EXERCISE TASK:
Leaving out the pictures, retype all the material exactly.

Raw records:
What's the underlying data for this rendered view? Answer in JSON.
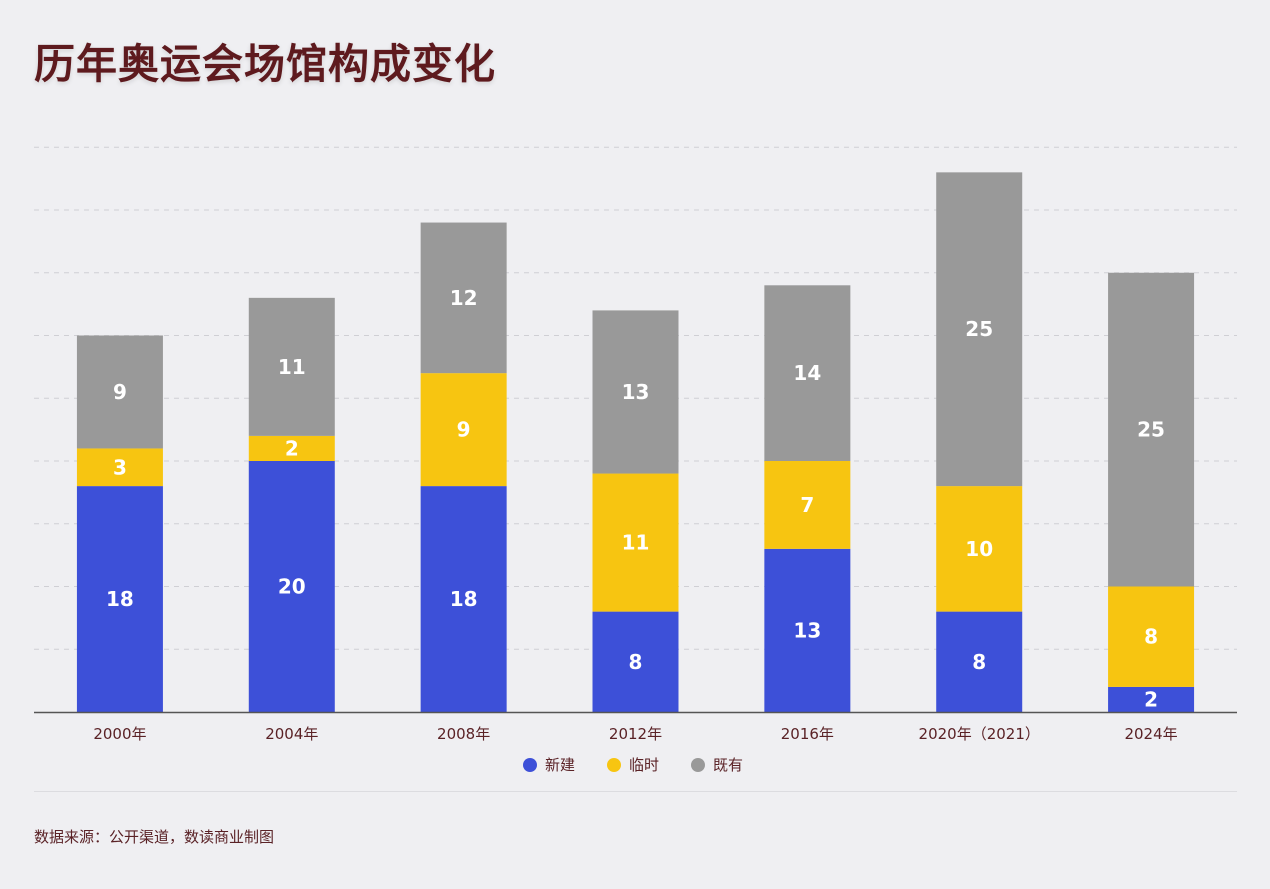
{
  "title": "历年奥运会场馆构成变化",
  "source": "数据来源：公开渠道，数读商业制图",
  "colors": {
    "background": "#efeff2",
    "title": "#5e1a1e",
    "axis_text": "#5a2226",
    "grid": "#cfcfd4"
  },
  "chart_data": {
    "type": "bar",
    "stacked": true,
    "categories": [
      "2000年",
      "2004年",
      "2008年",
      "2012年",
      "2016年",
      "2020年（2021）",
      "2024年"
    ],
    "series": [
      {
        "name": "新建",
        "color": "#3d50d8",
        "values": [
          18,
          20,
          18,
          8,
          13,
          8,
          2
        ]
      },
      {
        "name": "临时",
        "color": "#f7c511",
        "values": [
          3,
          2,
          9,
          11,
          7,
          10,
          8
        ]
      },
      {
        "name": "既有",
        "color": "#999999",
        "values": [
          9,
          11,
          12,
          13,
          14,
          25,
          25
        ]
      }
    ],
    "ylim": [
      0,
      45
    ],
    "grid": true,
    "data_labels": true,
    "legend_position": "bottom-center"
  }
}
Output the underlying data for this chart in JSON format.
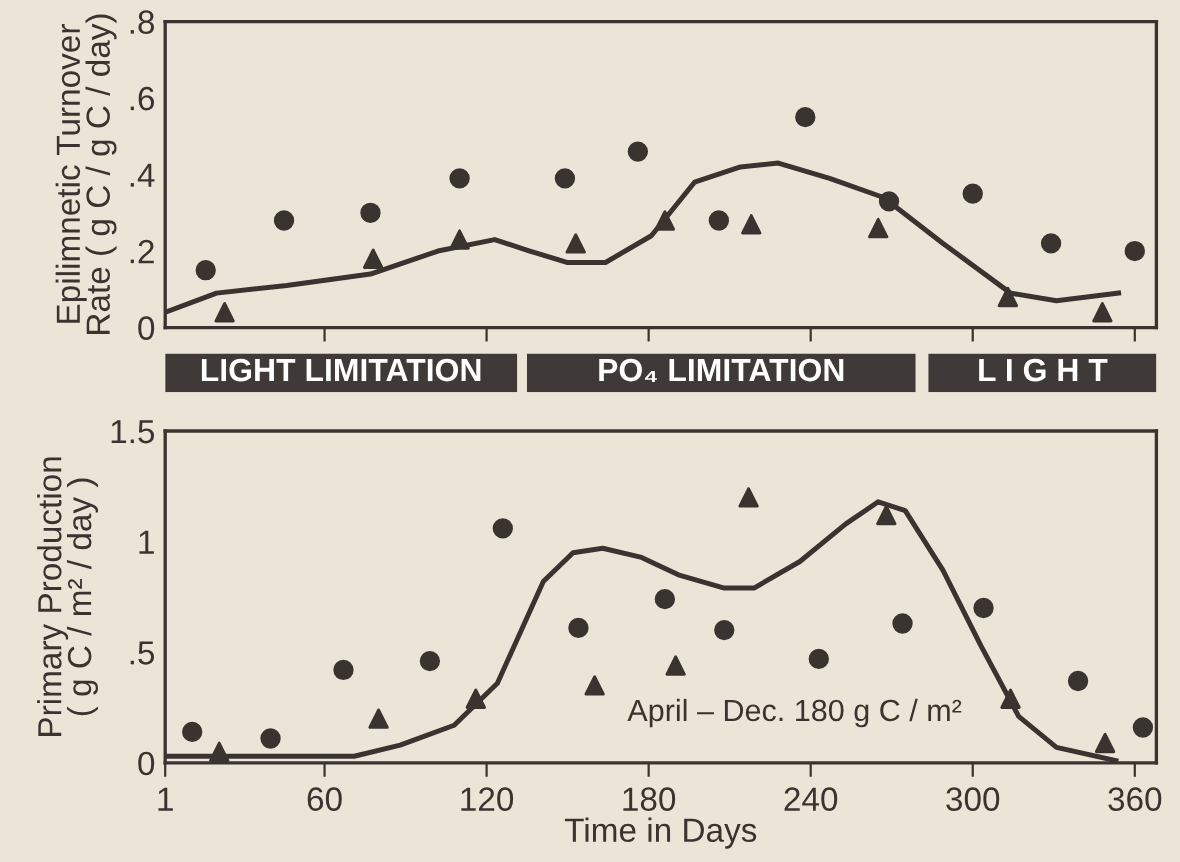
{
  "chart_data": [
    {
      "type": "scatter",
      "ylabel": "Epilimnetic Turnover\nRate ( g C / g C / day)",
      "xlim": [
        1,
        368
      ],
      "ylim": [
        0,
        0.8
      ],
      "xticks": [
        {
          "value": 60,
          "label": null
        },
        {
          "value": 120,
          "label": null
        },
        {
          "value": 180,
          "label": null
        },
        {
          "value": 240,
          "label": null
        },
        {
          "value": 300,
          "label": null
        },
        {
          "value": 360,
          "label": null
        }
      ],
      "yticks": [
        0,
        {
          "value": 0.2,
          "label": ".2"
        },
        {
          "value": 0.4,
          "label": ".4"
        },
        {
          "value": 0.6,
          "label": ".6"
        },
        {
          "value": 0.8,
          "label": ".8"
        }
      ],
      "tick_labels": "y",
      "series": [
        {
          "marker": "circle",
          "color": "#3a3431",
          "x": [
            16,
            45,
            77,
            110,
            149,
            176,
            206,
            238,
            269,
            300,
            329,
            360
          ],
          "values": [
            0.15,
            0.28,
            0.3,
            0.39,
            0.39,
            0.46,
            0.28,
            0.55,
            0.33,
            0.35,
            0.22,
            0.2
          ]
        },
        {
          "marker": "triangle",
          "color": "#3a3431",
          "x": [
            23,
            78,
            110,
            153,
            186,
            218,
            265,
            313,
            348
          ],
          "values": [
            0.04,
            0.18,
            0.23,
            0.22,
            0.28,
            0.27,
            0.26,
            0.08,
            0.04
          ]
        },
        {
          "type": "line",
          "color": "#3a3431",
          "x": [
            1,
            20,
            46,
            77,
            102,
            123,
            136,
            150,
            164,
            181,
            197,
            214,
            228,
            247,
            267,
            289,
            314,
            331,
            354
          ],
          "values": [
            0.04,
            0.09,
            0.11,
            0.14,
            0.2,
            0.23,
            0.2,
            0.17,
            0.17,
            0.24,
            0.38,
            0.42,
            0.43,
            0.39,
            0.34,
            0.22,
            0.09,
            0.07,
            0.09
          ]
        }
      ]
    },
    {
      "type": "other",
      "annotations": [
        "LIGHT LIMITATION",
        "PO₄ LIMITATION",
        "L I G H T"
      ]
    },
    {
      "type": "scatter",
      "xlabel": "Time in Days",
      "ylabel": "Primary Production\n( g C / m² / day )",
      "xlim": [
        1,
        368
      ],
      "ylim": [
        0,
        1.5
      ],
      "xticks": [
        1,
        60,
        120,
        180,
        240,
        300,
        360
      ],
      "yticks": [
        0,
        {
          "value": 0.5,
          "label": ".5"
        },
        1,
        1.5
      ],
      "annotations": [
        "April – Dec. 180 g C / m²"
      ],
      "series": [
        {
          "marker": "circle",
          "color": "#3a3431",
          "x": [
            11,
            40,
            67,
            99,
            126,
            154,
            186,
            208,
            243,
            274,
            304,
            339,
            363
          ],
          "values": [
            0.14,
            0.11,
            0.42,
            0.46,
            1.06,
            0.61,
            0.74,
            0.6,
            0.47,
            0.63,
            0.7,
            0.37,
            0.16
          ]
        },
        {
          "marker": "triangle",
          "color": "#3a3431",
          "x": [
            21,
            80,
            116,
            160,
            190,
            217,
            268,
            314,
            349
          ],
          "values": [
            0.05,
            0.2,
            0.29,
            0.35,
            0.44,
            1.2,
            1.12,
            0.29,
            0.09
          ]
        },
        {
          "type": "line",
          "color": "#3a3431",
          "x": [
            1,
            24,
            71,
            88,
            108,
            124,
            141,
            152,
            163,
            177,
            191,
            208,
            219,
            236,
            253,
            265,
            275,
            289,
            303,
            317,
            331,
            353
          ],
          "values": [
            0.03,
            0.03,
            0.03,
            0.08,
            0.17,
            0.36,
            0.82,
            0.95,
            0.97,
            0.93,
            0.85,
            0.79,
            0.79,
            0.91,
            1.08,
            1.18,
            1.14,
            0.87,
            0.53,
            0.21,
            0.07,
            0.01
          ]
        }
      ]
    }
  ]
}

RESULT BELOW:
What's the underlying data for this rendered view? Answer in JSON.
{
  "title": "历年奥运会场馆构成变化",
  "source": "数据来源：公开渠道，数读商业制图",
  "colors": {
    "background": "#efeff2",
    "title": "#5e1a1e",
    "axis_text": "#5a2226",
    "grid": "#cfcfd4"
  },
  "chart_data": {
    "type": "bar",
    "stacked": true,
    "categories": [
      "2000年",
      "2004年",
      "2008年",
      "2012年",
      "2016年",
      "2020年（2021）",
      "2024年"
    ],
    "series": [
      {
        "name": "新建",
        "color": "#3d50d8",
        "values": [
          18,
          20,
          18,
          8,
          13,
          8,
          2
        ]
      },
      {
        "name": "临时",
        "color": "#f7c511",
        "values": [
          3,
          2,
          9,
          11,
          7,
          10,
          8
        ]
      },
      {
        "name": "既有",
        "color": "#999999",
        "values": [
          9,
          11,
          12,
          13,
          14,
          25,
          25
        ]
      }
    ],
    "ylim": [
      0,
      45
    ],
    "grid": true,
    "data_labels": true,
    "legend_position": "bottom-center"
  }
}
Output the underlying data for this chart in JSON format.
{
  "chart_data": [
    {
      "type": "scatter",
      "ylabel": "Epilimnetic Turnover\nRate ( g C / g C / day)",
      "xlim": [
        1,
        368
      ],
      "ylim": [
        0,
        0.8
      ],
      "xticks": [
        {
          "value": 60,
          "label": null
        },
        {
          "value": 120,
          "label": null
        },
        {
          "value": 180,
          "label": null
        },
        {
          "value": 240,
          "label": null
        },
        {
          "value": 300,
          "label": null
        },
        {
          "value": 360,
          "label": null
        }
      ],
      "yticks": [
        0,
        {
          "value": 0.2,
          "label": ".2"
        },
        {
          "value": 0.4,
          "label": ".4"
        },
        {
          "value": 0.6,
          "label": ".6"
        },
        {
          "value": 0.8,
          "label": ".8"
        }
      ],
      "tick_labels": "y",
      "series": [
        {
          "marker": "circle",
          "color": "#3a3431",
          "x": [
            16,
            45,
            77,
            110,
            149,
            176,
            206,
            238,
            269,
            300,
            329,
            360
          ],
          "values": [
            0.15,
            0.28,
            0.3,
            0.39,
            0.39,
            0.46,
            0.28,
            0.55,
            0.33,
            0.35,
            0.22,
            0.2
          ]
        },
        {
          "marker": "triangle",
          "color": "#3a3431",
          "x": [
            23,
            78,
            110,
            153,
            186,
            218,
            265,
            313,
            348
          ],
          "values": [
            0.04,
            0.18,
            0.23,
            0.22,
            0.28,
            0.27,
            0.26,
            0.08,
            0.04
          ]
        },
        {
          "type": "line",
          "color": "#3a3431",
          "x": [
            1,
            20,
            46,
            77,
            102,
            123,
            136,
            150,
            164,
            181,
            197,
            214,
            228,
            247,
            267,
            289,
            314,
            331,
            354
          ],
          "values": [
            0.04,
            0.09,
            0.11,
            0.14,
            0.2,
            0.23,
            0.2,
            0.17,
            0.17,
            0.24,
            0.38,
            0.42,
            0.43,
            0.39,
            0.34,
            0.22,
            0.09,
            0.07,
            0.09
          ]
        }
      ]
    },
    {
      "type": "other",
      "annotations": [
        "LIGHT LIMITATION",
        "PO₄ LIMITATION",
        "L I G H T"
      ]
    },
    {
      "type": "scatter",
      "xlabel": "Time in Days",
      "ylabel": "Primary Production\n( g C / m² / day )",
      "xlim": [
        1,
        368
      ],
      "ylim": [
        0,
        1.5
      ],
      "xticks": [
        1,
        60,
        120,
        180,
        240,
        300,
        360
      ],
      "yticks": [
        0,
        {
          "value": 0.5,
          "label": ".5"
        },
        1,
        1.5
      ],
      "annotations": [
        "April – Dec. 180 g C / m²"
      ],
      "series": [
        {
          "marker": "circle",
          "color": "#3a3431",
          "x": [
            11,
            40,
            67,
            99,
            126,
            154,
            186,
            208,
            243,
            274,
            304,
            339,
            363
          ],
          "values": [
            0.14,
            0.11,
            0.42,
            0.46,
            1.06,
            0.61,
            0.74,
            0.6,
            0.47,
            0.63,
            0.7,
            0.37,
            0.16
          ]
        },
        {
          "marker": "triangle",
          "color": "#3a3431",
          "x": [
            21,
            80,
            116,
            160,
            190,
            217,
            268,
            314,
            349
          ],
          "values": [
            0.05,
            0.2,
            0.29,
            0.35,
            0.44,
            1.2,
            1.12,
            0.29,
            0.09
          ]
        },
        {
          "type": "line",
          "color": "#3a3431",
          "x": [
            1,
            24,
            71,
            88,
            108,
            124,
            141,
            152,
            163,
            177,
            191,
            208,
            219,
            236,
            253,
            265,
            275,
            289,
            303,
            317,
            331,
            353
          ],
          "values": [
            0.03,
            0.03,
            0.03,
            0.08,
            0.17,
            0.36,
            0.82,
            0.95,
            0.97,
            0.93,
            0.85,
            0.79,
            0.79,
            0.91,
            1.08,
            1.18,
            1.14,
            0.87,
            0.53,
            0.21,
            0.07,
            0.01
          ]
        }
      ]
    }
  ]
}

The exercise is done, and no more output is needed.